══ Entries supplied
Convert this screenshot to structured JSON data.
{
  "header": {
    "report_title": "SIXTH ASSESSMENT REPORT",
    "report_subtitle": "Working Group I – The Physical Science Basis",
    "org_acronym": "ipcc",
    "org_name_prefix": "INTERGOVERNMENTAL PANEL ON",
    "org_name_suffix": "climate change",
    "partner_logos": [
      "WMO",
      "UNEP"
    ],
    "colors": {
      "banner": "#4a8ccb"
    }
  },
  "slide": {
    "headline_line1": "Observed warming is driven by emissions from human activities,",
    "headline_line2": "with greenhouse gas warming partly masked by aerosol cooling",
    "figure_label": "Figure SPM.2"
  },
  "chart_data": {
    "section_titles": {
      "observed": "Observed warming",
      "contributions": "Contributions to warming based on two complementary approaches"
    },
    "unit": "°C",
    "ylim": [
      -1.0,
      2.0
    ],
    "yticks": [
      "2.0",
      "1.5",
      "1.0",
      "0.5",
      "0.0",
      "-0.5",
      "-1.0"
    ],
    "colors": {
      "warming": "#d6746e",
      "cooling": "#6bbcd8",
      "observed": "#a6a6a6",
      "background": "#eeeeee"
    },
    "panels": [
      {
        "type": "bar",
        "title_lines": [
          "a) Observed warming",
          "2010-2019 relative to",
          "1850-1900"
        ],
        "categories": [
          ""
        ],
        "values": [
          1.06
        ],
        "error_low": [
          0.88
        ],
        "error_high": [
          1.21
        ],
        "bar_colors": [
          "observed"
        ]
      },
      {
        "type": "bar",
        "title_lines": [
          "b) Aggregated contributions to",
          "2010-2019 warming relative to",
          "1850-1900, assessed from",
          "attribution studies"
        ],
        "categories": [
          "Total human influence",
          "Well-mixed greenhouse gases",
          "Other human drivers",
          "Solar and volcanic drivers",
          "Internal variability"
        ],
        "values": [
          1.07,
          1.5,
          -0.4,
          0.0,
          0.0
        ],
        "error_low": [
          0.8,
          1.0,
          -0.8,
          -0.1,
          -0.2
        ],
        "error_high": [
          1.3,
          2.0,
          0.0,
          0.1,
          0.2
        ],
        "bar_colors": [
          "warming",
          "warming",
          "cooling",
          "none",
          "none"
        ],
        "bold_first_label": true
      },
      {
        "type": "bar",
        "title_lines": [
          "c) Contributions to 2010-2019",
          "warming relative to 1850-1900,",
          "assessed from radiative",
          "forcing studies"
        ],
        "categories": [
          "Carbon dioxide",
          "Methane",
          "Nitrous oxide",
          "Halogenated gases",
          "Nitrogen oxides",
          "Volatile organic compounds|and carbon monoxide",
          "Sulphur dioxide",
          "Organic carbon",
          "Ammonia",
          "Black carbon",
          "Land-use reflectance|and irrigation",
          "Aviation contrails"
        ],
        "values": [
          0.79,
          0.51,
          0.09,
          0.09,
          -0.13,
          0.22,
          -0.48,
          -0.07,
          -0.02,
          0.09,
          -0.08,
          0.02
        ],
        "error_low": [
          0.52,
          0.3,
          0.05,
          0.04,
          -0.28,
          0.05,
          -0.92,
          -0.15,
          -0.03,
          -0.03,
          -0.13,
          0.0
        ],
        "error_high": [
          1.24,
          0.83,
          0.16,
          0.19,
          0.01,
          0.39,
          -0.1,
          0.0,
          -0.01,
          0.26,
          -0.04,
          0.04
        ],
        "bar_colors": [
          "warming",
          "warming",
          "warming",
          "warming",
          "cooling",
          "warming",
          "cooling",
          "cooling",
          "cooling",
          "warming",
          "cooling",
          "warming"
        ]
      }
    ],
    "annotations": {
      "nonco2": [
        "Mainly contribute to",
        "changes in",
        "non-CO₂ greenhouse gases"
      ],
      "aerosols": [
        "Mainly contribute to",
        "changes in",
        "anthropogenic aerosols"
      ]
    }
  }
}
════
> **What you should do**
Return the lines above exactly, keeping every word.

> **The answer**
Convert this screenshot to structured JSON data.
{
  "header": {
    "report_title": "SIXTH ASSESSMENT REPORT",
    "report_subtitle": "Working Group I – The Physical Science Basis",
    "org_acronym": "ipcc",
    "org_name_prefix": "INTERGOVERNMENTAL PANEL ON",
    "org_name_suffix": "climate change",
    "partner_logos": [
      "WMO",
      "UNEP"
    ],
    "colors": {
      "banner": "#4a8ccb"
    }
  },
  "slide": {
    "headline_line1": "Observed warming is driven by emissions from human activities,",
    "headline_line2": "with greenhouse gas warming partly masked by aerosol cooling",
    "figure_label": "Figure SPM.2"
  },
  "chart_data": {
    "section_titles": {
      "observed": "Observed warming",
      "contributions": "Contributions to warming based on two complementary approaches"
    },
    "unit": "°C",
    "ylim": [
      -1.0,
      2.0
    ],
    "yticks": [
      "2.0",
      "1.5",
      "1.0",
      "0.5",
      "0.0",
      "-0.5",
      "-1.0"
    ],
    "colors": {
      "warming": "#d6746e",
      "cooling": "#6bbcd8",
      "observed": "#a6a6a6",
      "background": "#eeeeee"
    },
    "panels": [
      {
        "type": "bar",
        "title_lines": [
          "a) Observed warming",
          "2010-2019 relative to",
          "1850-1900"
        ],
        "categories": [
          ""
        ],
        "values": [
          1.06
        ],
        "error_low": [
          0.88
        ],
        "error_high": [
          1.21
        ],
        "bar_colors": [
          "observed"
        ]
      },
      {
        "type": "bar",
        "title_lines": [
          "b) Aggregated contributions to",
          "2010-2019 warming relative to",
          "1850-1900, assessed from",
          "attribution studies"
        ],
        "categories": [
          "Total human influence",
          "Well-mixed greenhouse gases",
          "Other human drivers",
          "Solar and volcanic drivers",
          "Internal variability"
        ],
        "values": [
          1.07,
          1.5,
          -0.4,
          0.0,
          0.0
        ],
        "error_low": [
          0.8,
          1.0,
          -0.8,
          -0.1,
          -0.2
        ],
        "error_high": [
          1.3,
          2.0,
          0.0,
          0.1,
          0.2
        ],
        "bar_colors": [
          "warming",
          "warming",
          "cooling",
          "none",
          "none"
        ],
        "bold_first_label": true
      },
      {
        "type": "bar",
        "title_lines": [
          "c) Contributions to 2010-2019",
          "warming relative to 1850-1900,",
          "assessed from radiative",
          "forcing studies"
        ],
        "categories": [
          "Carbon dioxide",
          "Methane",
          "Nitrous oxide",
          "Halogenated gases",
          "Nitrogen oxides",
          "Volatile organic compounds|and carbon monoxide",
          "Sulphur dioxide",
          "Organic carbon",
          "Ammonia",
          "Black carbon",
          "Land-use reflectance|and irrigation",
          "Aviation contrails"
        ],
        "values": [
          0.79,
          0.51,
          0.09,
          0.09,
          -0.13,
          0.22,
          -0.48,
          -0.07,
          -0.02,
          0.09,
          -0.08,
          0.02
        ],
        "error_low": [
          0.52,
          0.3,
          0.05,
          0.04,
          -0.28,
          0.05,
          -0.92,
          -0.15,
          -0.03,
          -0.03,
          -0.13,
          0.0
        ],
        "error_high": [
          1.24,
          0.83,
          0.16,
          0.19,
          0.01,
          0.39,
          -0.1,
          0.0,
          -0.01,
          0.26,
          -0.04,
          0.04
        ],
        "bar_colors": [
          "warming",
          "warming",
          "warming",
          "warming",
          "cooling",
          "warming",
          "cooling",
          "cooling",
          "cooling",
          "warming",
          "cooling",
          "warming"
        ]
      }
    ],
    "annotations": {
      "nonco2": [
        "Mainly contribute to",
        "changes in",
        "non-CO₂ greenhouse gases"
      ],
      "aerosols": [
        "Mainly contribute to",
        "changes in",
        "anthropogenic aerosols"
      ]
    }
  }
}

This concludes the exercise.